TASK DETAILS:
Find the word "Zoës" in the records below. List each line containing it.

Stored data
(begin)
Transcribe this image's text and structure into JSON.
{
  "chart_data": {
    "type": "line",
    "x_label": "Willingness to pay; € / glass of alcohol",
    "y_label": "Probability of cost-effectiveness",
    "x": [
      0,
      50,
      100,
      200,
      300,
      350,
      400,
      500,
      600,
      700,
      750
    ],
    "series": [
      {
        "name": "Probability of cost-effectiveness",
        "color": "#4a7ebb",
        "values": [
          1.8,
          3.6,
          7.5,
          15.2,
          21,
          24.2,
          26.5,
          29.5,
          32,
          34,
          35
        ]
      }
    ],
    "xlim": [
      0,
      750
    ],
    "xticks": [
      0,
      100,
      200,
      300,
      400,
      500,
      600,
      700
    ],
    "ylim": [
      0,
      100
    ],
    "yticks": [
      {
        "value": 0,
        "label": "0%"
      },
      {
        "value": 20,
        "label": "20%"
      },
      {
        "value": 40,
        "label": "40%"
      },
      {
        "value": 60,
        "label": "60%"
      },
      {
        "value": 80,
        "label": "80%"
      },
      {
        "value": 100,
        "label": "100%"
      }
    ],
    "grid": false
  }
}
(end)
(begin)
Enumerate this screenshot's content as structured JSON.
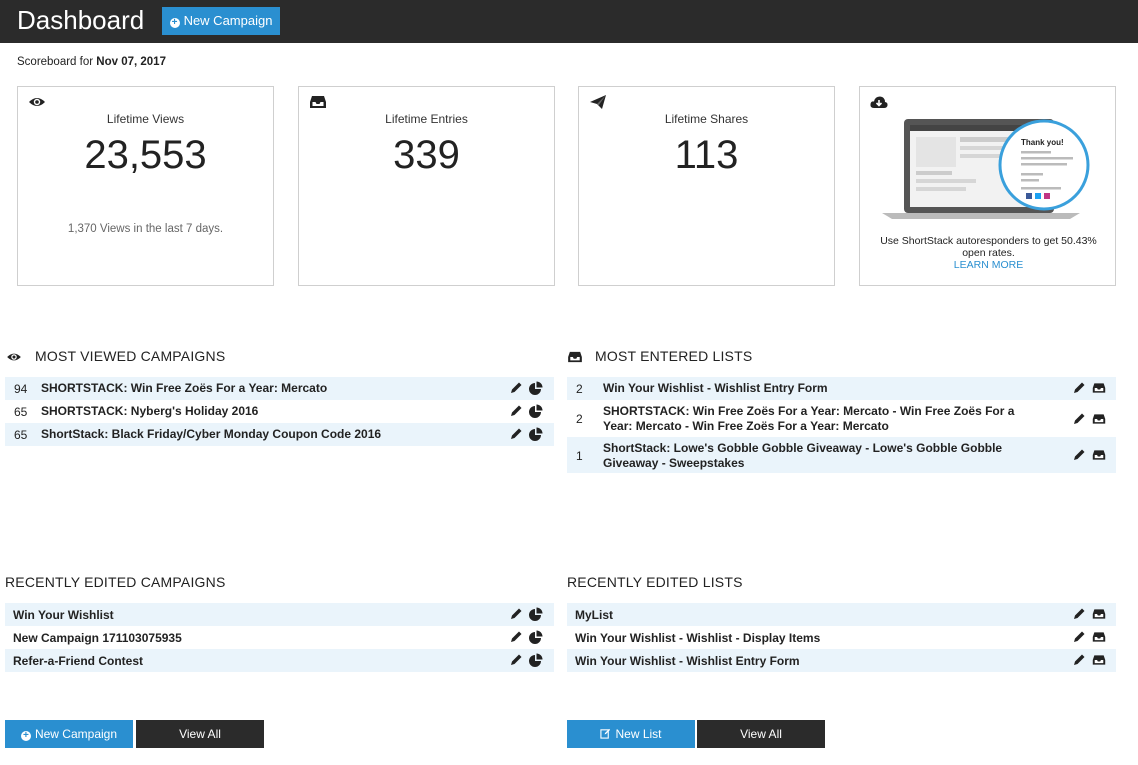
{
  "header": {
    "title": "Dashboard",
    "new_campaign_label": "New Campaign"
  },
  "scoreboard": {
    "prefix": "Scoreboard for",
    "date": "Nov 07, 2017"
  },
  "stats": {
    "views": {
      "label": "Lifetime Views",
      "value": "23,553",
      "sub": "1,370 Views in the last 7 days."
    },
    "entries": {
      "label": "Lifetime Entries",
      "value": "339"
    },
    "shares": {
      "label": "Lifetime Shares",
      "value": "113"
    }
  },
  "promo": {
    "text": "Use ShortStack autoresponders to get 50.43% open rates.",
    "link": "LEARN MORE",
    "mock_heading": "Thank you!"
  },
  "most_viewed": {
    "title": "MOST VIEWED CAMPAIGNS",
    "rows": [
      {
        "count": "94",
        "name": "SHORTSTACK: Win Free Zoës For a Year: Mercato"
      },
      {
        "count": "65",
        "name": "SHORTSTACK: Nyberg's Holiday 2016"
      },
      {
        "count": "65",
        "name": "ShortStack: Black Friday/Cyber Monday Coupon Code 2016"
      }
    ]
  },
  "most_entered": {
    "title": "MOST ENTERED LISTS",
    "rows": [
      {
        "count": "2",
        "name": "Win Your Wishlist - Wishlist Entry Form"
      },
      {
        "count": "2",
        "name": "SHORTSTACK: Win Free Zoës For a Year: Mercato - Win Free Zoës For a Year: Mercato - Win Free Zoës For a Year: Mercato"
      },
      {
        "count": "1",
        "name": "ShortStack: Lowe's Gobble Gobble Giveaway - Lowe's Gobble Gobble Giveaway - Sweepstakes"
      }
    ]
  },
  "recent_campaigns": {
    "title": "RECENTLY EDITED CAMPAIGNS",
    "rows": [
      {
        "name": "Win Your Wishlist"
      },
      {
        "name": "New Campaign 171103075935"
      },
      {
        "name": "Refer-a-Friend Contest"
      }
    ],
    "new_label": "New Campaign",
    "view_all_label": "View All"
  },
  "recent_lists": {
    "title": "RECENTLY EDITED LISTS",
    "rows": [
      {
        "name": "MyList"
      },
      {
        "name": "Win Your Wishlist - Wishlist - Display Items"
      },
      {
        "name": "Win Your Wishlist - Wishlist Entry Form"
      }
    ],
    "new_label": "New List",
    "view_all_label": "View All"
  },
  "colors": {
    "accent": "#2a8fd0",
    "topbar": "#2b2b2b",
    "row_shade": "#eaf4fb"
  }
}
(end)
ANSWER TO THE TASK:
        "name": "SHORTSTACK: Win Free Zoës For a Year: Mercato"
        "name": "SHORTSTACK: Win Free Zoës For a Year: Mercato - Win Free Zoës For a Year: Mercato - Win Free Zoës For a Year: Mercato"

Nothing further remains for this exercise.